#### [Data for processing]
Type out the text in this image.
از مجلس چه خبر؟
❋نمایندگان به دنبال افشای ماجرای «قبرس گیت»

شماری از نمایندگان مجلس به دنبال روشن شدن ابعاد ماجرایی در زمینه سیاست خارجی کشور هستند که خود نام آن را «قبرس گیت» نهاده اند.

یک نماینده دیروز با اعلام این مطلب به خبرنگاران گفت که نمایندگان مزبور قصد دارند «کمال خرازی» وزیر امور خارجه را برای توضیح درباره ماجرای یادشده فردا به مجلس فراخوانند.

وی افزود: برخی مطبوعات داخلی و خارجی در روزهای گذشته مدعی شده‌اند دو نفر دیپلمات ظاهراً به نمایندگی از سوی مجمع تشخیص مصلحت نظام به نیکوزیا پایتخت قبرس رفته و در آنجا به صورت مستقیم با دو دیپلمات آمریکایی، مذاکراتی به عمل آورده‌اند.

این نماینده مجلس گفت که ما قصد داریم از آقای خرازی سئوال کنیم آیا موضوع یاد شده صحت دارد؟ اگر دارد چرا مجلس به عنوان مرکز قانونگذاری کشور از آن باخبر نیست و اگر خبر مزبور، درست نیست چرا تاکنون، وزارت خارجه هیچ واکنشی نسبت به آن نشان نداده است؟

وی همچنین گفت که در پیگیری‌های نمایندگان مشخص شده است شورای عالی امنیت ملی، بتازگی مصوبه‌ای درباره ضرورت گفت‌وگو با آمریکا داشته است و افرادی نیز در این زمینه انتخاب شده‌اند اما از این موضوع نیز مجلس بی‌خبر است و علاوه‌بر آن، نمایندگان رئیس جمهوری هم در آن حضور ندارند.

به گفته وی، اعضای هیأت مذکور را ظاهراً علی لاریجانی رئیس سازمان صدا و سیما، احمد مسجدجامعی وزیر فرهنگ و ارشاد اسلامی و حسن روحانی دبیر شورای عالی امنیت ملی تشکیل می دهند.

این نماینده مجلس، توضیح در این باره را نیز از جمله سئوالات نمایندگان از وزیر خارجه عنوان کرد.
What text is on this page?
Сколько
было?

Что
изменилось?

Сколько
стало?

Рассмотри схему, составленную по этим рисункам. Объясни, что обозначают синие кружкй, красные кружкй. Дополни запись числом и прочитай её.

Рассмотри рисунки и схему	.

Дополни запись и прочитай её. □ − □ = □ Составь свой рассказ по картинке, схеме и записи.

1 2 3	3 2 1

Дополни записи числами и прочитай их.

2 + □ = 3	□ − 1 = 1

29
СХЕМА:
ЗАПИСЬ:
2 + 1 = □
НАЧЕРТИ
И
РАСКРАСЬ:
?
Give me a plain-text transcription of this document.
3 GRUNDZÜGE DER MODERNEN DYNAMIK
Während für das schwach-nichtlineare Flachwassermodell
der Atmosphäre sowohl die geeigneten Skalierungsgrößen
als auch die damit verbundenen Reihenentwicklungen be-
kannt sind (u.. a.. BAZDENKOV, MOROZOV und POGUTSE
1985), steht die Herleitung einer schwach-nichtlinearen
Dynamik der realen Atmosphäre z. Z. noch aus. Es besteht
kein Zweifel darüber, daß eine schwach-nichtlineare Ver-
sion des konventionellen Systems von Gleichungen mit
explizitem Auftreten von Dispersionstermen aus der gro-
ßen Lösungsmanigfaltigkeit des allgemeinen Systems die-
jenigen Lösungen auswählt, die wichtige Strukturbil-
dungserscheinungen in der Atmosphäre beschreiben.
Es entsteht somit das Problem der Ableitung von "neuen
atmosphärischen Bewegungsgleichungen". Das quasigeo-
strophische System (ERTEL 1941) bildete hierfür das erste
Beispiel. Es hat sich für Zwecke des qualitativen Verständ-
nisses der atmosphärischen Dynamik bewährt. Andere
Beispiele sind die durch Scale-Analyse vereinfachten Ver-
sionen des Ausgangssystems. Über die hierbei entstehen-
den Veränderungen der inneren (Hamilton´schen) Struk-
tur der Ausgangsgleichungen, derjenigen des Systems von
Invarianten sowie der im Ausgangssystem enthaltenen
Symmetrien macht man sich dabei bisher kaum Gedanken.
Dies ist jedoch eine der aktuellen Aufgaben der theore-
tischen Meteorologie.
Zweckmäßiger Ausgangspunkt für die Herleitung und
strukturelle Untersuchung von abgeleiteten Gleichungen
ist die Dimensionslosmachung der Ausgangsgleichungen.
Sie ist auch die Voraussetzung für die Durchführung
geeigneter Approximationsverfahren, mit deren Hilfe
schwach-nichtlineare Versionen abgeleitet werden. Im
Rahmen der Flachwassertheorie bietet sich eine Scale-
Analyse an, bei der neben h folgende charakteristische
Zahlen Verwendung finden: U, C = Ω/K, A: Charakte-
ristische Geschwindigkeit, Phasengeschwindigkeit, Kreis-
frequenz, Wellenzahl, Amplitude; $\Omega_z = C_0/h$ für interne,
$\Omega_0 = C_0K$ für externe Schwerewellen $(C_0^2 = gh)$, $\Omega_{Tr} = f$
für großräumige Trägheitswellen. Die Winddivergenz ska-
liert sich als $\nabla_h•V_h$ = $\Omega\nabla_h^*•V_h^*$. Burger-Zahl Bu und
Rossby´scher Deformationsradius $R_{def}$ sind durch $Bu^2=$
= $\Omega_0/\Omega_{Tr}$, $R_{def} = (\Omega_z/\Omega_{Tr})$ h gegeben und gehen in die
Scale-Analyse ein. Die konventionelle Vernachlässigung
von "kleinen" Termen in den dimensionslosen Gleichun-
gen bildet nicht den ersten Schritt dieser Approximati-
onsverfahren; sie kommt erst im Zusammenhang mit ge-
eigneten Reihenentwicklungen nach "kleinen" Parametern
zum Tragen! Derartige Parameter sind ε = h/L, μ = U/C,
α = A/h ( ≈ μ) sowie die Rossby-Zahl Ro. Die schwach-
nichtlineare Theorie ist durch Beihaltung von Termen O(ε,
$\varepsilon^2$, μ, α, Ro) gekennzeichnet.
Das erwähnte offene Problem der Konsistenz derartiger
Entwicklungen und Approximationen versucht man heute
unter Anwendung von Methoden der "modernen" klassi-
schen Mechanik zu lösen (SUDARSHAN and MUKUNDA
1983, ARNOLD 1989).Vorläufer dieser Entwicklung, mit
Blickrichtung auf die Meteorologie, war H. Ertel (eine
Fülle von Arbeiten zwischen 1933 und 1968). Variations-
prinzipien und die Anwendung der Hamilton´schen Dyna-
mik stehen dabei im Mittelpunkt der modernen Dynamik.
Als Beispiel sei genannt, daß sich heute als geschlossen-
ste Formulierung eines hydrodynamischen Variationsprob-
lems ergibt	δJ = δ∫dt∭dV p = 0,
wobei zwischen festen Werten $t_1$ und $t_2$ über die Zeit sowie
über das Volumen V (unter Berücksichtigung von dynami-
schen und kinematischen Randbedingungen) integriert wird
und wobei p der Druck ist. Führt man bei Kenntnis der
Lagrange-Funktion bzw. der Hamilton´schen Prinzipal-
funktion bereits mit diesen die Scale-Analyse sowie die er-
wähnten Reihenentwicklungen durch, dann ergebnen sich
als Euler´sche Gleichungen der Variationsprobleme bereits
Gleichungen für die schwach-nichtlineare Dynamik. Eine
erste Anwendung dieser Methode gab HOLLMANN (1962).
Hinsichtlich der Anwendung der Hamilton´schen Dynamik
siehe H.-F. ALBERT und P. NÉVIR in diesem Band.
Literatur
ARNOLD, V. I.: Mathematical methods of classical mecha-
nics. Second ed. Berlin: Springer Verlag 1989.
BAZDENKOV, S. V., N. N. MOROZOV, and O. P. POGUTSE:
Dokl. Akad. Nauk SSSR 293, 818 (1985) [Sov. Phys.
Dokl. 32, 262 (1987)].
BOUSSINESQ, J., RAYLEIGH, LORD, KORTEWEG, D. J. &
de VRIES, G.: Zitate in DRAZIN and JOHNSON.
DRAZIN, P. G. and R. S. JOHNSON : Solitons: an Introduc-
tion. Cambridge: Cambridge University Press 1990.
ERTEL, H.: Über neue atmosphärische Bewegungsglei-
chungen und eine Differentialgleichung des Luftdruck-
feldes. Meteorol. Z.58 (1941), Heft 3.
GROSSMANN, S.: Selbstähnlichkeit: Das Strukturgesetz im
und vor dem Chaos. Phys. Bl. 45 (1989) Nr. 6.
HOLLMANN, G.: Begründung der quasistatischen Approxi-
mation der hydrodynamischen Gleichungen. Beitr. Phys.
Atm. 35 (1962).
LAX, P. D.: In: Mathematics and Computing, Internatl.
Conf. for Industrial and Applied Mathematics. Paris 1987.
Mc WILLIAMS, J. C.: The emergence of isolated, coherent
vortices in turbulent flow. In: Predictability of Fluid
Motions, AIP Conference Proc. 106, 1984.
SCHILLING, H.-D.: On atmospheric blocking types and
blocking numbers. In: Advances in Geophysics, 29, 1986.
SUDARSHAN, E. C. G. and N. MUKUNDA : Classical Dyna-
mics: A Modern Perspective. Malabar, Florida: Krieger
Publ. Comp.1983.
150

#### [What you will do]
Lines containing the word "Meteorologie" must all be returned from the material above.

#### [The solution]
tischen Meteorologie.
Blickrichtung auf die Meteorologie, war H. Ertel (eine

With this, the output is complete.